Dataset items

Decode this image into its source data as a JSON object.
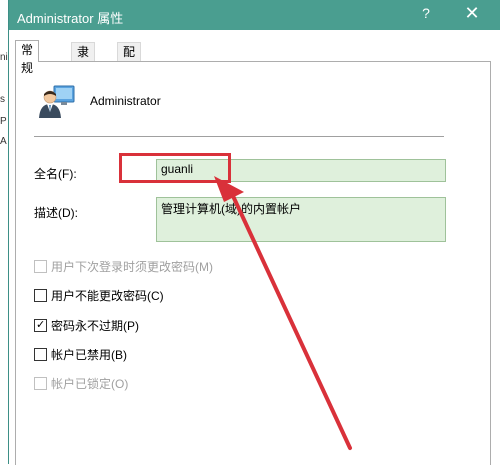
{
  "dialog": {
    "title": "Administrator 属性",
    "help_label": "?",
    "close_label": "✕"
  },
  "background_edge": [
    "ni",
    "s",
    "P",
    "A"
  ],
  "tabs": [
    {
      "label": "常规"
    },
    {
      "label": "隶属于"
    },
    {
      "label": "配置文件"
    }
  ],
  "account": {
    "name": "Administrator",
    "icon": "user-account-icon"
  },
  "fullname": {
    "label": "全名(F):",
    "value": "guanli"
  },
  "description": {
    "label": "描述(D):",
    "value": "管理计算机(域)的内置帐户"
  },
  "checkboxes": [
    {
      "label": "用户下次登录时须更改密码(M)",
      "checked": false,
      "disabled": true
    },
    {
      "label": "用户不能更改密码(C)",
      "checked": false,
      "disabled": false
    },
    {
      "label": "密码永不过期(P)",
      "checked": true,
      "disabled": false
    },
    {
      "label": "帐户已禁用(B)",
      "checked": false,
      "disabled": false
    },
    {
      "label": "帐户已锁定(O)",
      "checked": false,
      "disabled": true
    }
  ],
  "colors": {
    "titlebar": "#4a9e90",
    "field_bg": "#dff0dc",
    "annotation": "#d9313a"
  }
}
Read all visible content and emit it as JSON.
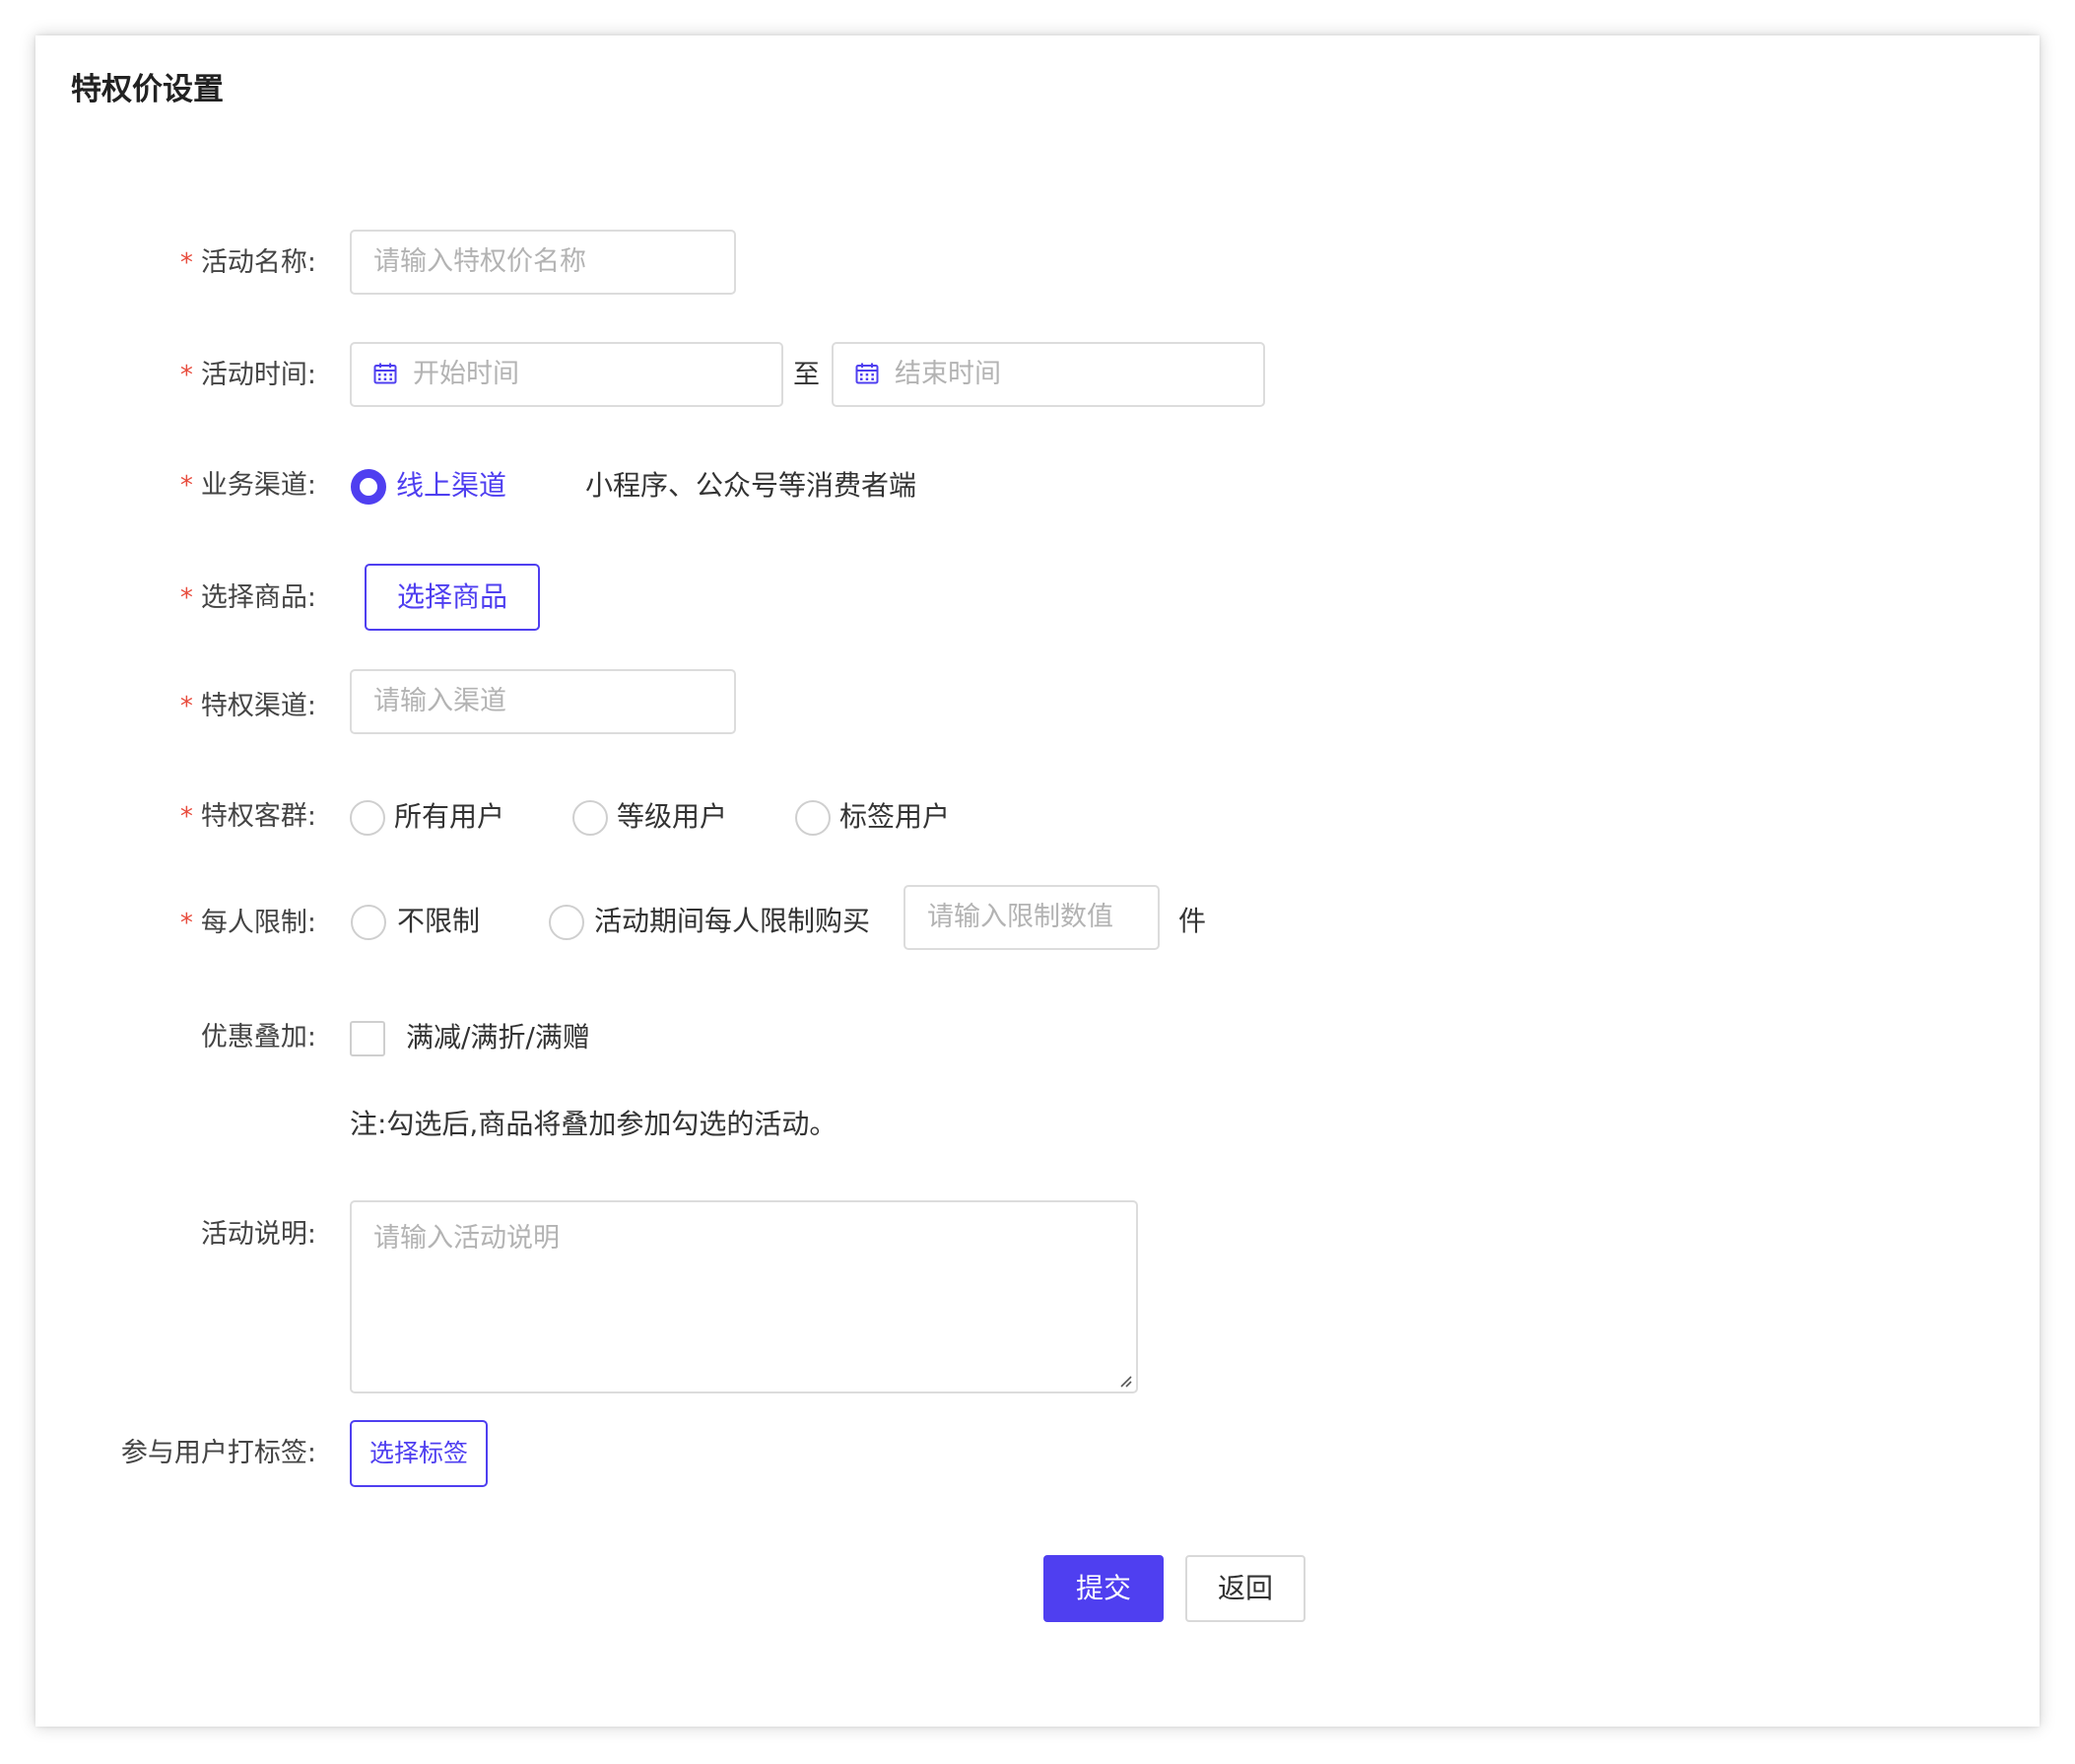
{
  "page": {
    "title": "特权价设置"
  },
  "required_mark": "*",
  "form": {
    "activity_name": {
      "label": "活动名称:",
      "placeholder": "请输入特权价名称"
    },
    "activity_time": {
      "label": "活动时间:",
      "start_placeholder": "开始时间",
      "separator": "至",
      "end_placeholder": "结束时间",
      "icon": "calendar-icon"
    },
    "business_channel": {
      "label": "业务渠道:",
      "option": "线上渠道",
      "selected": true,
      "description": "小程序、公众号等消费者端"
    },
    "select_product": {
      "label": "选择商品:",
      "button": "选择商品"
    },
    "privilege_channel": {
      "label": "特权渠道:",
      "placeholder": "请输入渠道"
    },
    "privilege_group": {
      "label": "特权客群:",
      "options": [
        "所有用户",
        "等级用户",
        "标签用户"
      ]
    },
    "per_person_limit": {
      "label": "每人限制:",
      "options": [
        "不限制",
        "活动期间每人限制购买"
      ],
      "placeholder": "请输入限制数值",
      "unit": "件"
    },
    "discount_stack": {
      "label": "优惠叠加:",
      "checkbox_label": "满减/满折/满赠",
      "checked": false,
      "note": "注:勾选后,商品将叠加参加勾选的活动。"
    },
    "activity_desc": {
      "label": "活动说明:",
      "placeholder": "请输入活动说明"
    },
    "user_tag": {
      "label": "参与用户打标签:",
      "button": "选择标签"
    }
  },
  "actions": {
    "submit": "提交",
    "back": "返回"
  },
  "colors": {
    "primary": "#4f3ff0",
    "required": "#e84c3d",
    "placeholder": "#b3b3b3",
    "border": "#dcdcdc"
  }
}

WORK INSTRUCTIONS:
Repeat each entry exactly as it appears; skip any picture.

SOLUTION TO THE EXERCISE:
Decode this image into its source data as a JSON object.
{
  "dialog": {
    "title": "Administrator 属性",
    "help_label": "?",
    "close_label": "✕"
  },
  "background_edge": [
    "ni",
    "s",
    "P",
    "A"
  ],
  "tabs": [
    {
      "label": "常规"
    },
    {
      "label": "隶属于"
    },
    {
      "label": "配置文件"
    }
  ],
  "account": {
    "name": "Administrator",
    "icon": "user-account-icon"
  },
  "fullname": {
    "label": "全名(F):",
    "value": "guanli"
  },
  "description": {
    "label": "描述(D):",
    "value": "管理计算机(域)的内置帐户"
  },
  "checkboxes": [
    {
      "label": "用户下次登录时须更改密码(M)",
      "checked": false,
      "disabled": true
    },
    {
      "label": "用户不能更改密码(C)",
      "checked": false,
      "disabled": false
    },
    {
      "label": "密码永不过期(P)",
      "checked": true,
      "disabled": false
    },
    {
      "label": "帐户已禁用(B)",
      "checked": false,
      "disabled": false
    },
    {
      "label": "帐户已锁定(O)",
      "checked": false,
      "disabled": true
    }
  ],
  "colors": {
    "titlebar": "#4a9e90",
    "field_bg": "#dff0dc",
    "annotation": "#d9313a"
  }
}
Read all visible content and emit it as JSON.
{
  "page": {
    "title": "特权价设置"
  },
  "required_mark": "*",
  "form": {
    "activity_name": {
      "label": "活动名称:",
      "placeholder": "请输入特权价名称"
    },
    "activity_time": {
      "label": "活动时间:",
      "start_placeholder": "开始时间",
      "separator": "至",
      "end_placeholder": "结束时间",
      "icon": "calendar-icon"
    },
    "business_channel": {
      "label": "业务渠道:",
      "option": "线上渠道",
      "selected": true,
      "description": "小程序、公众号等消费者端"
    },
    "select_product": {
      "label": "选择商品:",
      "button": "选择商品"
    },
    "privilege_channel": {
      "label": "特权渠道:",
      "placeholder": "请输入渠道"
    },
    "privilege_group": {
      "label": "特权客群:",
      "options": [
        "所有用户",
        "等级用户",
        "标签用户"
      ]
    },
    "per_person_limit": {
      "label": "每人限制:",
      "options": [
        "不限制",
        "活动期间每人限制购买"
      ],
      "placeholder": "请输入限制数值",
      "unit": "件"
    },
    "discount_stack": {
      "label": "优惠叠加:",
      "checkbox_label": "满减/满折/满赠",
      "checked": false,
      "note": "注:勾选后,商品将叠加参加勾选的活动。"
    },
    "activity_desc": {
      "label": "活动说明:",
      "placeholder": "请输入活动说明"
    },
    "user_tag": {
      "label": "参与用户打标签:",
      "button": "选择标签"
    }
  },
  "actions": {
    "submit": "提交",
    "back": "返回"
  },
  "colors": {
    "primary": "#4f3ff0",
    "required": "#e84c3d",
    "placeholder": "#b3b3b3",
    "border": "#dcdcdc"
  }
}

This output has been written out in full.